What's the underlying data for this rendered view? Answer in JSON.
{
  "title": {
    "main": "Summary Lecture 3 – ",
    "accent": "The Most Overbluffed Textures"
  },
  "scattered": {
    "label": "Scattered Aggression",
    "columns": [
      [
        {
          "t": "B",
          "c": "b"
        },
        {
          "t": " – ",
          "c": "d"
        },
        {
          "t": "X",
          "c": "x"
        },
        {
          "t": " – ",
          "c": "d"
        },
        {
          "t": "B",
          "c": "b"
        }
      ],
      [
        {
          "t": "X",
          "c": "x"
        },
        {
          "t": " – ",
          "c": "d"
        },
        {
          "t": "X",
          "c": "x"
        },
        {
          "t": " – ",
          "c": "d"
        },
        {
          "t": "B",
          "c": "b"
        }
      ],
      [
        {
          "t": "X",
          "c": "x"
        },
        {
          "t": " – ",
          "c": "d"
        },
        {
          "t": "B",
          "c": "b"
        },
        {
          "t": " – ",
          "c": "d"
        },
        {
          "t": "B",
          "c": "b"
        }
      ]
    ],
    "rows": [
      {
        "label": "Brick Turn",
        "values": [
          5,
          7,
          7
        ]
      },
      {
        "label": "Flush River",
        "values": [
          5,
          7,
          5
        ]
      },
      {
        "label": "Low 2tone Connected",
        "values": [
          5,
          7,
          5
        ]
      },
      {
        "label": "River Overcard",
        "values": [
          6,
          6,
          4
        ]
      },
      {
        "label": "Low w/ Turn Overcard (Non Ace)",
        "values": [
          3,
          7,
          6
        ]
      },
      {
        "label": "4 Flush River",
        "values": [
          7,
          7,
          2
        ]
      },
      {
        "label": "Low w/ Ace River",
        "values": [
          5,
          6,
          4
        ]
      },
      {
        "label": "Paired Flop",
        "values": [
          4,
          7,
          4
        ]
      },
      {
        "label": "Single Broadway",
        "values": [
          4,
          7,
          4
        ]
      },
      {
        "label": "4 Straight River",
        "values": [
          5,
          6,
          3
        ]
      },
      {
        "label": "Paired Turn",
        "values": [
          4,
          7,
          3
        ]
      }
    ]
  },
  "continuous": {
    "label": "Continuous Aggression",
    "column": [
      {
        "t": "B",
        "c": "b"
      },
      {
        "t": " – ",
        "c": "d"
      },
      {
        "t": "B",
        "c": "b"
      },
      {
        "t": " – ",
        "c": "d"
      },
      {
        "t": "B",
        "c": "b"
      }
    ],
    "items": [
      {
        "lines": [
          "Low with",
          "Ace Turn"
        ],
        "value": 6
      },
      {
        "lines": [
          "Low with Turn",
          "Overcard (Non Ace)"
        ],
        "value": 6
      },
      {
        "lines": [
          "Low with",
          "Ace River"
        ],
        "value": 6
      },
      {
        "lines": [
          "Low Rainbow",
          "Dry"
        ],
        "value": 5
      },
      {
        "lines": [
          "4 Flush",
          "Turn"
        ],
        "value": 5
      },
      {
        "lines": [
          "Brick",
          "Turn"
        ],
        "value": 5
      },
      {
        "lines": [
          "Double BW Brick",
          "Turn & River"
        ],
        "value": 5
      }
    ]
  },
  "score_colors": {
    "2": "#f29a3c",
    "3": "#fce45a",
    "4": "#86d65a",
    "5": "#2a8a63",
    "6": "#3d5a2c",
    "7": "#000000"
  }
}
______________________________
- **EXERCISE DETAILS**: Transcribe all of the lines in the records precisely.

- **SOLUTION TO THIS EXERCISE**:
What's the underlying data for this rendered view? Answer in JSON.
{
  "title": {
    "main": "Summary Lecture 3 – ",
    "accent": "The Most Overbluffed Textures"
  },
  "scattered": {
    "label": "Scattered Aggression",
    "columns": [
      [
        {
          "t": "B",
          "c": "b"
        },
        {
          "t": " – ",
          "c": "d"
        },
        {
          "t": "X",
          "c": "x"
        },
        {
          "t": " – ",
          "c": "d"
        },
        {
          "t": "B",
          "c": "b"
        }
      ],
      [
        {
          "t": "X",
          "c": "x"
        },
        {
          "t": " – ",
          "c": "d"
        },
        {
          "t": "X",
          "c": "x"
        },
        {
          "t": " – ",
          "c": "d"
        },
        {
          "t": "B",
          "c": "b"
        }
      ],
      [
        {
          "t": "X",
          "c": "x"
        },
        {
          "t": " – ",
          "c": "d"
        },
        {
          "t": "B",
          "c": "b"
        },
        {
          "t": " – ",
          "c": "d"
        },
        {
          "t": "B",
          "c": "b"
        }
      ]
    ],
    "rows": [
      {
        "label": "Brick Turn",
        "values": [
          5,
          7,
          7
        ]
      },
      {
        "label": "Flush River",
        "values": [
          5,
          7,
          5
        ]
      },
      {
        "label": "Low 2tone Connected",
        "values": [
          5,
          7,
          5
        ]
      },
      {
        "label": "River Overcard",
        "values": [
          6,
          6,
          4
        ]
      },
      {
        "label": "Low w/ Turn Overcard (Non Ace)",
        "values": [
          3,
          7,
          6
        ]
      },
      {
        "label": "4 Flush River",
        "values": [
          7,
          7,
          2
        ]
      },
      {
        "label": "Low w/ Ace River",
        "values": [
          5,
          6,
          4
        ]
      },
      {
        "label": "Paired Flop",
        "values": [
          4,
          7,
          4
        ]
      },
      {
        "label": "Single Broadway",
        "values": [
          4,
          7,
          4
        ]
      },
      {
        "label": "4 Straight River",
        "values": [
          5,
          6,
          3
        ]
      },
      {
        "label": "Paired Turn",
        "values": [
          4,
          7,
          3
        ]
      }
    ]
  },
  "continuous": {
    "label": "Continuous Aggression",
    "column": [
      {
        "t": "B",
        "c": "b"
      },
      {
        "t": " – ",
        "c": "d"
      },
      {
        "t": "B",
        "c": "b"
      },
      {
        "t": " – ",
        "c": "d"
      },
      {
        "t": "B",
        "c": "b"
      }
    ],
    "items": [
      {
        "lines": [
          "Low with",
          "Ace Turn"
        ],
        "value": 6
      },
      {
        "lines": [
          "Low with Turn",
          "Overcard (Non Ace)"
        ],
        "value": 6
      },
      {
        "lines": [
          "Low with",
          "Ace River"
        ],
        "value": 6
      },
      {
        "lines": [
          "Low Rainbow",
          "Dry"
        ],
        "value": 5
      },
      {
        "lines": [
          "4 Flush",
          "Turn"
        ],
        "value": 5
      },
      {
        "lines": [
          "Brick",
          "Turn"
        ],
        "value": 5
      },
      {
        "lines": [
          "Double BW Brick",
          "Turn & River"
        ],
        "value": 5
      }
    ]
  },
  "score_colors": {
    "2": "#f29a3c",
    "3": "#fce45a",
    "4": "#86d65a",
    "5": "#2a8a63",
    "6": "#3d5a2c",
    "7": "#000000"
  }
}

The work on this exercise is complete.